Given records:
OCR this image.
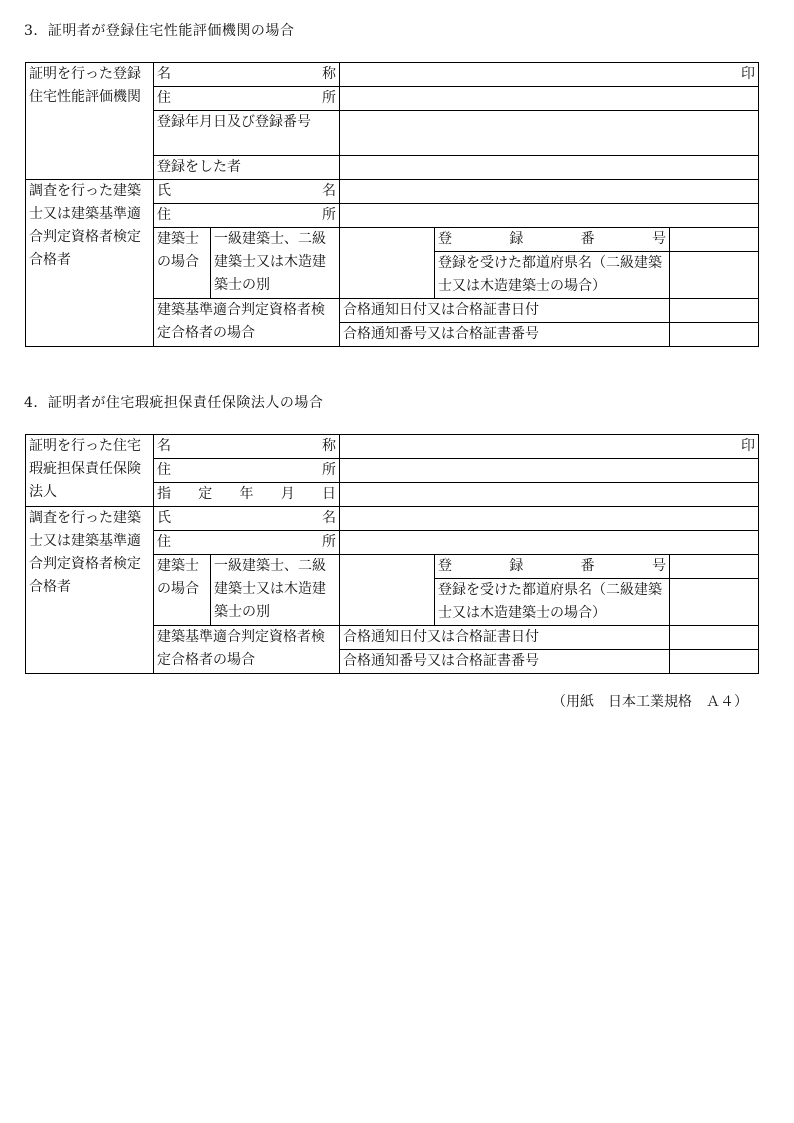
3．証明者が登録住宅性能評価機関の場合
証明を行った登録住宅性能評価機関	名　　称		印		
	住　　所				
	登録年月日及び登録番号				
	登録をした者				
調査を行った建築士又は建築基準適合判定資格者検定合格者	氏　　名				
	住　　所				
	建築士の場合	一級建築士、二級建築士又は木造建築士の別		登　録　番　号	
				登録を受けた都道府県名（二級建築士又は木造建築士の場合）	
	建築基準適合判定資格者検定合格者の場合		合格通知日付又は合格証書日付		
			合格通知番号又は合格証書番号		
4．証明者が住宅瑕疵担保責任保険法人の場合
証明を行った住宅瑕疵担保責任保険法人	名　　称		印		
	住　　所				
	指定年月日				
調査を行った建築士又は建築基準適合判定資格者検定合格者	氏　　名				
	住　　所				
	建築士の場合	一級建築士、二級建築士又は木造建築士の別		登　録　番　号	
				登録を受けた都道府県名（二級建築士又は木造建築士の場合）	
	建築基準適合判定資格者検定合格者の場合		合格通知日付又は合格証書日付		
			合格通知番号又は合格証書番号		
（用紙　日本工業規格　Ａ４）
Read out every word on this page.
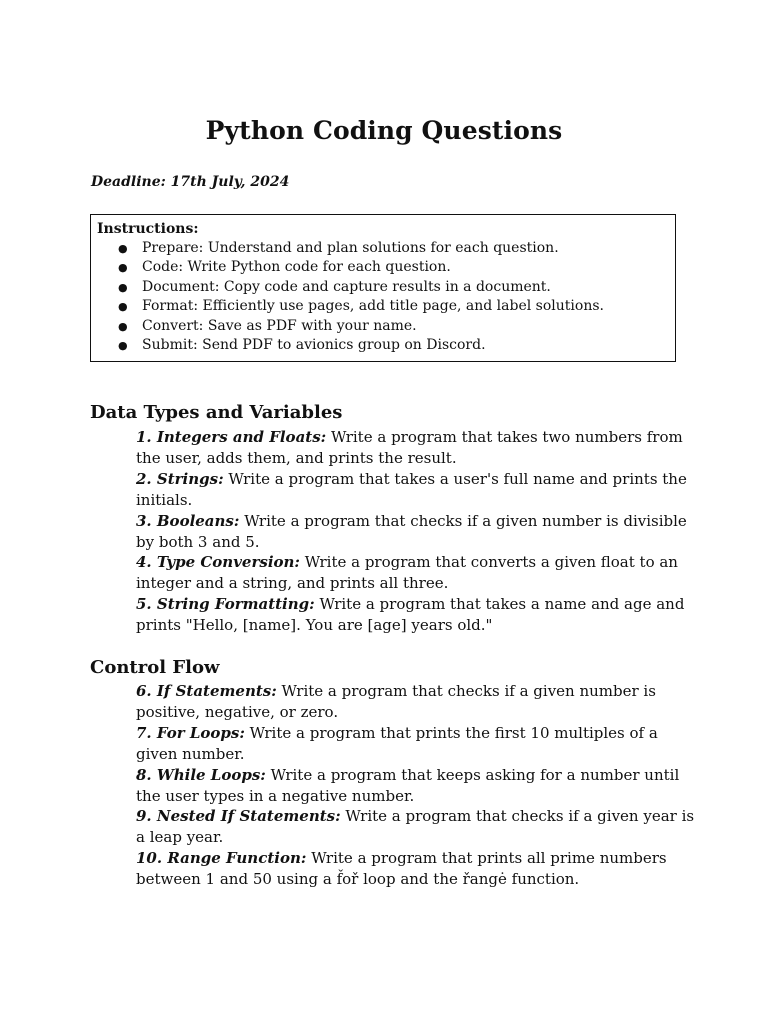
Python Coding Questions
Deadline: 17th July, 2024
Instructions:
● Prepare: Understand and plan solutions for each question.
● Code: Write Python code for each question.
● Document: Copy code and capture results in a document.
● Format: Efficiently use pages, add title page, and label solutions.
● Convert: Save as PDF with your name.
● Submit: Send PDF to avionics group on Discord.
Data Types and Variables
1. Integers and Floats: Write a program that takes two numbers from the user, adds them, and prints the result.
2. Strings: Write a program that takes a user's full name and prints the initials.
3. Booleans: Write a program that checks if a given number is divisible by both 3 and 5.
4. Type Conversion: Write a program that converts a given float to an integer and a string, and prints all three.
5. String Formatting: Write a program that takes a name and age and prints "Hello, [name]. You are [age] years old."
Control Flow
6. If Statements: Write a program that checks if a given number is positive, negative, or zero.
7. For Loops: Write a program that prints the first 10 multiples of a given number.
8. While Loops: Write a program that keeps asking for a number until the user types in a negative number.
9. Nested If Statements: Write a program that checks if a given year is a leap year.
10. Range Function: Write a program that prints all prime numbers between 1 and 50 using a f̌oř loop and the řangė function.
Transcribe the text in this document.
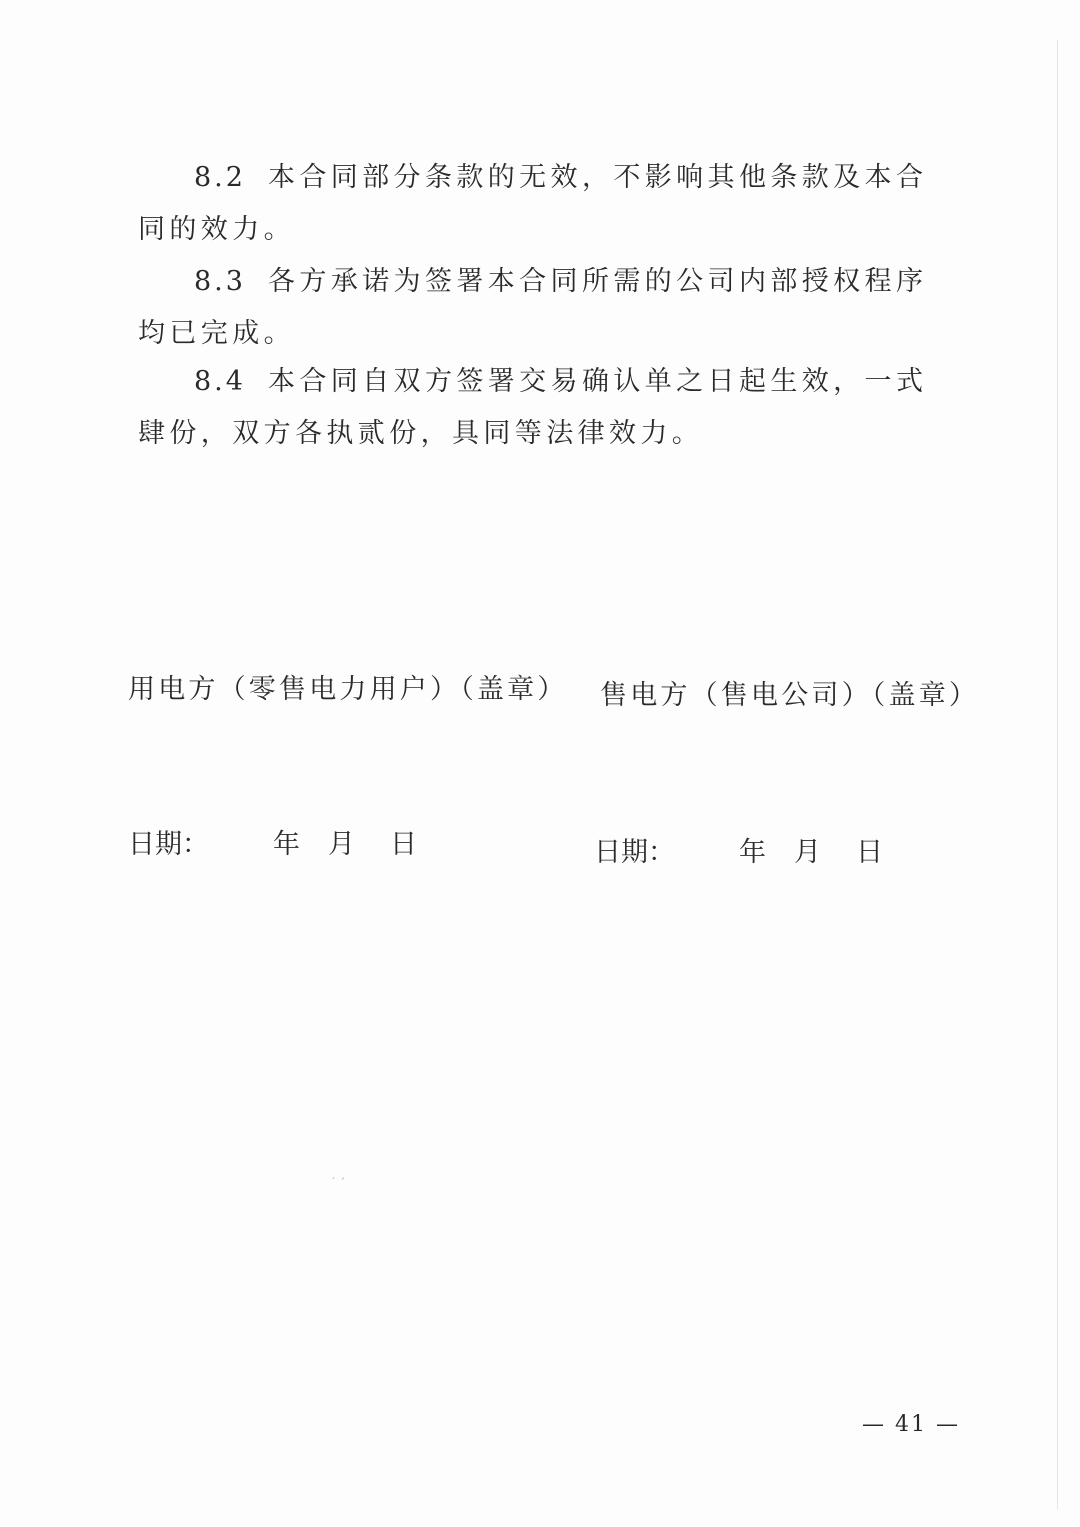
8.2 本合同部分条款的无效，不影响其他条款及本合同的效力。

8.3 各方承诺为签署本合同所需的公司内部授权程序均已完成。

8.4 本合同自双方签署交易确认单之日起生效，一式肆份，双方各执贰份，具同等法律效力。

用电方（零售电力用户）（盖章） 售电方（售电公司）（盖章）
日期： 年 月 日	日期： 年 月 日
˙ ′
— 41 —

What you are asked to do:
Pull out each line containing the word "user" and copy it.

Solution to this exercise:
1. Integers and Floats: Write a program that takes two numbers from the user, adds them, and prints the result.
2. Strings: Write a program that takes a user's full name and prints the initials.
8. While Loops: Write a program that keeps asking for a number until the user types in a negative number.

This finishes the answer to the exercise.